What number of lines contain the word "color"? Reply with the number and nothing else.

> **Stored data**:
::::::::::
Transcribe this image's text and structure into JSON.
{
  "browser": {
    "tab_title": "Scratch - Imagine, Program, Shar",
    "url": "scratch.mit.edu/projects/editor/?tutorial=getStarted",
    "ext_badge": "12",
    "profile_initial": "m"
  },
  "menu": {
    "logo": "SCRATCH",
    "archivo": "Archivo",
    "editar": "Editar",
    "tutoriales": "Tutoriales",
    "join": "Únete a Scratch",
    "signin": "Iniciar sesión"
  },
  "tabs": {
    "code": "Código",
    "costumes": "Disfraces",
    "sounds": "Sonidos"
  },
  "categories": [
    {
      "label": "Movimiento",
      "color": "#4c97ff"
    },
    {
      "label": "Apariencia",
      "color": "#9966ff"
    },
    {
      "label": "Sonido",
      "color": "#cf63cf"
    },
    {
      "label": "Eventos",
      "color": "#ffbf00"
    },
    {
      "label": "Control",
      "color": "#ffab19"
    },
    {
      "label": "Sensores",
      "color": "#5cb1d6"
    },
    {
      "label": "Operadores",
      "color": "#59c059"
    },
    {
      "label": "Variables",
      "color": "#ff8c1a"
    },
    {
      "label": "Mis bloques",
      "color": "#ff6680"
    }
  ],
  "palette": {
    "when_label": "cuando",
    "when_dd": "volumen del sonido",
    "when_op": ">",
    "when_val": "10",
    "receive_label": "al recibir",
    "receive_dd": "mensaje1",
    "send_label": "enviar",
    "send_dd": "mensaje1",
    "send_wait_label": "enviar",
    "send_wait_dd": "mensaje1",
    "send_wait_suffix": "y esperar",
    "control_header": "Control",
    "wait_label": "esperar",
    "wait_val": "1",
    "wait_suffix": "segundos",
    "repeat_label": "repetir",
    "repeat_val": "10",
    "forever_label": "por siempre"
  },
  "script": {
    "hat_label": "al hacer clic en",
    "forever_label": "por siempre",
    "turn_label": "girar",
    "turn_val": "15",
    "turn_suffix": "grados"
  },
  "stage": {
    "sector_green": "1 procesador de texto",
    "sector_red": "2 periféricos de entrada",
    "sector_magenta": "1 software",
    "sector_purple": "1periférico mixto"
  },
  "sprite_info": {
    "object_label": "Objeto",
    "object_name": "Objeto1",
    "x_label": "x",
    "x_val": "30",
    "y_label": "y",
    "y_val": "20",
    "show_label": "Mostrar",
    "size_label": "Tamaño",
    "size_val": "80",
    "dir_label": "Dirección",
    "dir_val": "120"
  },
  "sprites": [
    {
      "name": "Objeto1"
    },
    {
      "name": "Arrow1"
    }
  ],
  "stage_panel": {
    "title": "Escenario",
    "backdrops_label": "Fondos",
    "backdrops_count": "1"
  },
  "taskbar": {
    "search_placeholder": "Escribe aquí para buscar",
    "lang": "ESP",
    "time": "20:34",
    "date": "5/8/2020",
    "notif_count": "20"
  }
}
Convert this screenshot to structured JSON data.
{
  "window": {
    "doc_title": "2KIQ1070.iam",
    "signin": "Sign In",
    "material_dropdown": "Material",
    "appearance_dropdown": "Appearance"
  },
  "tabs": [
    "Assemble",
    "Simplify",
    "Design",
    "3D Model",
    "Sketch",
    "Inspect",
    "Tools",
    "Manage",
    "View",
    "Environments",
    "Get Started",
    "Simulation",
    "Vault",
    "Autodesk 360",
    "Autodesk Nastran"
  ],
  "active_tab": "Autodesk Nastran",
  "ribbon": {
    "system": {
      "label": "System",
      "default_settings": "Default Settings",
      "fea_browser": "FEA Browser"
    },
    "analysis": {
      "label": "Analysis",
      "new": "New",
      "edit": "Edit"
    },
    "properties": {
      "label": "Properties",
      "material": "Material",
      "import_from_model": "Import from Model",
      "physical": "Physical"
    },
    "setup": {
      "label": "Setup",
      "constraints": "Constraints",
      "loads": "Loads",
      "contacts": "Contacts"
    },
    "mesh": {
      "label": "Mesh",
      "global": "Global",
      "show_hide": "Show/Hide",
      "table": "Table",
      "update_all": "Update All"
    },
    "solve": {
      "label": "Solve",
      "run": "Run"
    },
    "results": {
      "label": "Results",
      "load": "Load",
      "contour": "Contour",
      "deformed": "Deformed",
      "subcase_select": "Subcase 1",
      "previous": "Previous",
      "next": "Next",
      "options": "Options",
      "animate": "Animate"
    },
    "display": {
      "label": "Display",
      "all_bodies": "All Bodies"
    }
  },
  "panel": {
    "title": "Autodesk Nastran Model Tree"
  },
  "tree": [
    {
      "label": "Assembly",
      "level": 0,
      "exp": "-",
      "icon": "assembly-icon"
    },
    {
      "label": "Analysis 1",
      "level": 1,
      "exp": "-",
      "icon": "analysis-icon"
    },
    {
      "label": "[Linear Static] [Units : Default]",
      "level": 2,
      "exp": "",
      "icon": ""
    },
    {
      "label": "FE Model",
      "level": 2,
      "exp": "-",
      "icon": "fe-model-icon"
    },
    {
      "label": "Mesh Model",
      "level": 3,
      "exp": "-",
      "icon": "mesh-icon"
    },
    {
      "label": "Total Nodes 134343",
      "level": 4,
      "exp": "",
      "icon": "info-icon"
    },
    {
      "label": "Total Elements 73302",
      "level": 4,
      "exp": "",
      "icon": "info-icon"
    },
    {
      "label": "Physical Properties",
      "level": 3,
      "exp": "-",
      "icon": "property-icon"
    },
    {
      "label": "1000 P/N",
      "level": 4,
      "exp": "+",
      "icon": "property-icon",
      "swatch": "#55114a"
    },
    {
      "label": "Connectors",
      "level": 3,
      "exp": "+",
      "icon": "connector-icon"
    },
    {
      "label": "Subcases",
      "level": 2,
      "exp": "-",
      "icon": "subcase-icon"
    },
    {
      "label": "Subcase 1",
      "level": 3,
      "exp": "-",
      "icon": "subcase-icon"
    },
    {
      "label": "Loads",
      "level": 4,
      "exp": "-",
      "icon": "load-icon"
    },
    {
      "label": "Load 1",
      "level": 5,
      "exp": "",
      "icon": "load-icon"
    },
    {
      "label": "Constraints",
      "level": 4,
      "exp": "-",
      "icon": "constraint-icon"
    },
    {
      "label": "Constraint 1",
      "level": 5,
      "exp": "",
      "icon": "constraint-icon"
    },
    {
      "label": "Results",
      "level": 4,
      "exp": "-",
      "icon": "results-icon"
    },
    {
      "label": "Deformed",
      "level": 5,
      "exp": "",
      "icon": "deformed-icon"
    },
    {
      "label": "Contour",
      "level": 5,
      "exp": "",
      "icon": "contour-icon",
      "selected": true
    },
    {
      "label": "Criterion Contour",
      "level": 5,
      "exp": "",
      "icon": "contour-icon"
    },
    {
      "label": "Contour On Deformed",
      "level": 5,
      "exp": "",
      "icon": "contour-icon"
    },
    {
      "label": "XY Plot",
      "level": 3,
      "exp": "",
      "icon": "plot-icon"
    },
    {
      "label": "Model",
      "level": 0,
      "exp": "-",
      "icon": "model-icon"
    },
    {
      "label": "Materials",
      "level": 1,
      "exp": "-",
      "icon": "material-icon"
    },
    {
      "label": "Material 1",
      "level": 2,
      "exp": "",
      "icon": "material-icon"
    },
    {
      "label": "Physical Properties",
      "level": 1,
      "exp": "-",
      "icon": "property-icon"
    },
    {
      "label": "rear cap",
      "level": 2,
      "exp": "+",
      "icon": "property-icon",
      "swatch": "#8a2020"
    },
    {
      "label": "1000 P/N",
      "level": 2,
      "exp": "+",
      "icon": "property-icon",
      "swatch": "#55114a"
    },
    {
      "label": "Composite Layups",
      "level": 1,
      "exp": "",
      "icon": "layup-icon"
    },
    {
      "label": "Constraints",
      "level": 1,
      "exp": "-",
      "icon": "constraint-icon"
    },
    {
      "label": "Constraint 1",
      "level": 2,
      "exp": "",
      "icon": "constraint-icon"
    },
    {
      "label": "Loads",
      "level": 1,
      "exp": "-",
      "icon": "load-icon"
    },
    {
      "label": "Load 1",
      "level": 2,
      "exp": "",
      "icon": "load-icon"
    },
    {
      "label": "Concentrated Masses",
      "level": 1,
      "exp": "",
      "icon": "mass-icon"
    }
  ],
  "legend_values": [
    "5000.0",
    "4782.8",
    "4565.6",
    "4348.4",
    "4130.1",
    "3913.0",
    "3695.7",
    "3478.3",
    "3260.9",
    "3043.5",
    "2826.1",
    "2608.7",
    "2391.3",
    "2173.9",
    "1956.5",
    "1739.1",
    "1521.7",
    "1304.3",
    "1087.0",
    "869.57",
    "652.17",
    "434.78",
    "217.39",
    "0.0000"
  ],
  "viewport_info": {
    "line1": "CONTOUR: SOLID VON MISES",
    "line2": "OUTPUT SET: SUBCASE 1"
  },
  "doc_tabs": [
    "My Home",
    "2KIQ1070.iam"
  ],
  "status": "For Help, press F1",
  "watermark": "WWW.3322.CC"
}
::::::::::
> **Task result**: 9